= Assignment =
In the records that follow, skip the pictures and print everything else exactly.

= Material for the task =
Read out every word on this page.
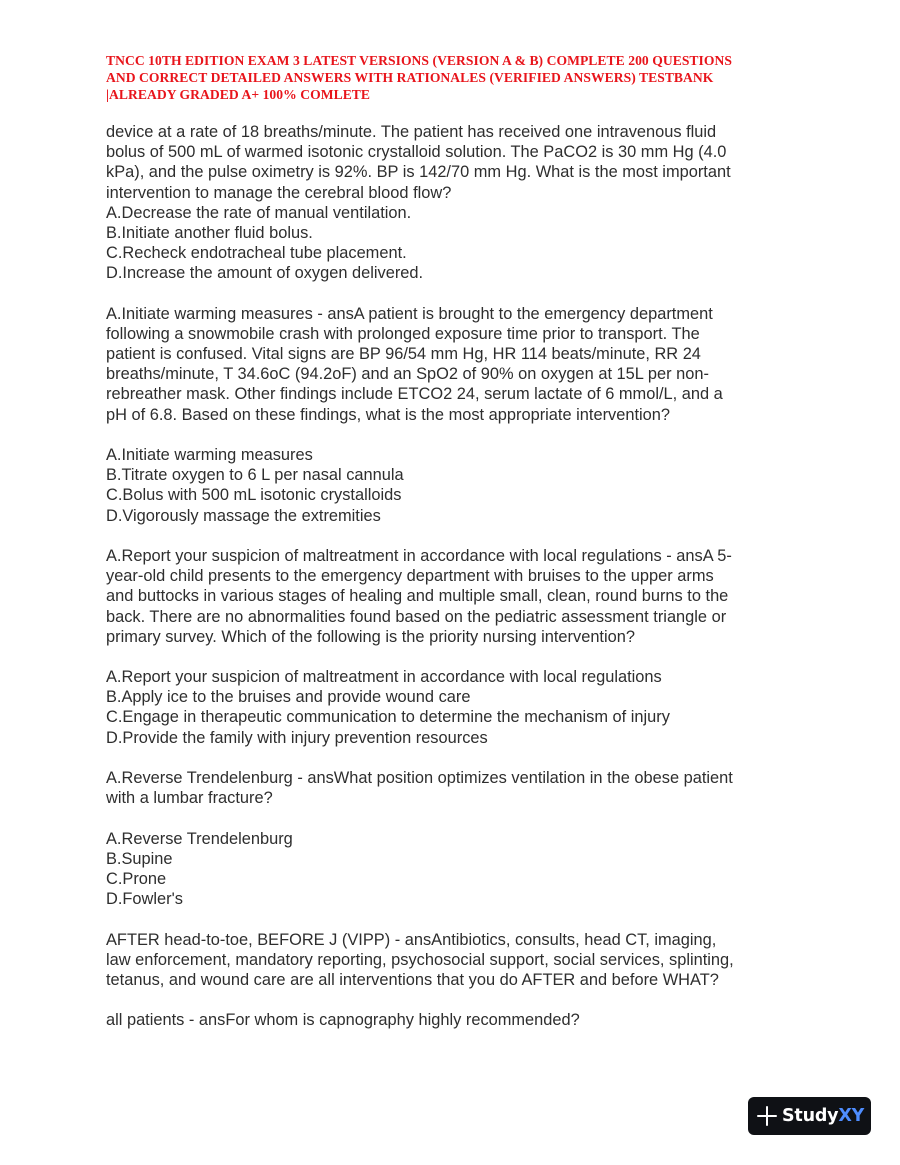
TNCC 10TH EDITION EXAM 3 LATEST VERSIONS (VERSION A & B) COMPLETE 200 QUESTIONS
AND CORRECT DETAILED ANSWERS WITH RATIONALES (VERIFIED ANSWERS) TESTBANK
|ALREADY GRADED A+ 100% COMLETE
device at a rate of 18 breaths/minute. The patient has received one intravenous fluid
bolus of 500 mL of warmed isotonic crystalloid solution. The PaCO2 is 30 mm Hg (4.0
kPa), and the pulse oximetry is 92%. BP is 142/70 mm Hg. What is the most important
intervention to manage the cerebral blood flow?
A.Decrease the rate of manual ventilation.
B.Initiate another fluid bolus.
C.Recheck endotracheal tube placement.
D.Increase the amount of oxygen delivered.
A.Initiate warming measures - ansA patient is brought to the emergency department
following a snowmobile crash with prolonged exposure time prior to transport. The
patient is confused. Vital signs are BP 96/54 mm Hg, HR 114 beats/minute, RR 24
breaths/minute, T 34.6oC (94.2oF) and an SpO2 of 90% on oxygen at 15L per non-
rebreather mask. Other findings include ETCO2 24, serum lactate of 6 mmol/L, and a
pH of 6.8. Based on these findings, what is the most appropriate intervention?
A.Initiate warming measures
B.Titrate oxygen to 6 L per nasal cannula
C.Bolus with 500 mL isotonic crystalloids
D.Vigorously massage the extremities
A.Report your suspicion of maltreatment in accordance with local regulations - ansA 5-
year-old child presents to the emergency department with bruises to the upper arms
and buttocks in various stages of healing and multiple small, clean, round burns to the
back. There are no abnormalities found based on the pediatric assessment triangle or
primary survey. Which of the following is the priority nursing intervention?
A.Report your suspicion of maltreatment in accordance with local regulations
B.Apply ice to the bruises and provide wound care
C.Engage in therapeutic communication to determine the mechanism of injury
D.Provide the family with injury prevention resources
A.Reverse Trendelenburg - ansWhat position optimizes ventilation in the obese patient
with a lumbar fracture?
A.Reverse Trendelenburg
B.Supine
C.Prone
D.Fowler's
AFTER head-to-toe, BEFORE J (VIPP) - ansAntibiotics, consults, head CT, imaging,
law enforcement, mandatory reporting, psychosocial support, social services, splinting,
tetanus, and wound care are all interventions that you do AFTER and before WHAT?
all patients - ansFor whom is capnography highly recommended?
StudyXY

= Answer to the exercise =
Read out every word on this page.
TNCC 10TH EDITION EXAM 3 LATEST VERSIONS (VERSION A & B) COMPLETE 200 QUESTIONS
AND CORRECT DETAILED ANSWERS WITH RATIONALES (VERIFIED ANSWERS) TESTBANK
|ALREADY GRADED A+ 100% COMLETE
device at a rate of 18 breaths/minute. The patient has received one intravenous fluid
bolus of 500 mL of warmed isotonic crystalloid solution. The PaCO2 is 30 mm Hg (4.0
kPa), and the pulse oximetry is 92%. BP is 142/70 mm Hg. What is the most important
intervention to manage the cerebral blood flow?
A.Decrease the rate of manual ventilation.
B.Initiate another fluid bolus.
C.Recheck endotracheal tube placement.
D.Increase the amount of oxygen delivered.
A.Initiate warming measures - ansA patient is brought to the emergency department
following a snowmobile crash with prolonged exposure time prior to transport. The
patient is confused. Vital signs are BP 96/54 mm Hg, HR 114 beats/minute, RR 24
breaths/minute, T 34.6oC (94.2oF) and an SpO2 of 90% on oxygen at 15L per non-
rebreather mask. Other findings include ETCO2 24, serum lactate of 6 mmol/L, and a
pH of 6.8. Based on these findings, what is the most appropriate intervention?
A.Initiate warming measures
B.Titrate oxygen to 6 L per nasal cannula
C.Bolus with 500 mL isotonic crystalloids
D.Vigorously massage the extremities
A.Report your suspicion of maltreatment in accordance with local regulations - ansA 5-
year-old child presents to the emergency department with bruises to the upper arms
and buttocks in various stages of healing and multiple small, clean, round burns to the
back. There are no abnormalities found based on the pediatric assessment triangle or
primary survey. Which of the following is the priority nursing intervention?
A.Report your suspicion of maltreatment in accordance with local regulations
B.Apply ice to the bruises and provide wound care
C.Engage in therapeutic communication to determine the mechanism of injury
D.Provide the family with injury prevention resources
A.Reverse Trendelenburg - ansWhat position optimizes ventilation in the obese patient
with a lumbar fracture?
A.Reverse Trendelenburg
B.Supine
C.Prone
D.Fowler's
AFTER head-to-toe, BEFORE J (VIPP) - ansAntibiotics, consults, head CT, imaging,
law enforcement, mandatory reporting, psychosocial support, social services, splinting,
tetanus, and wound care are all interventions that you do AFTER and before WHAT?
all patients - ansFor whom is capnography highly recommended?
StudyXY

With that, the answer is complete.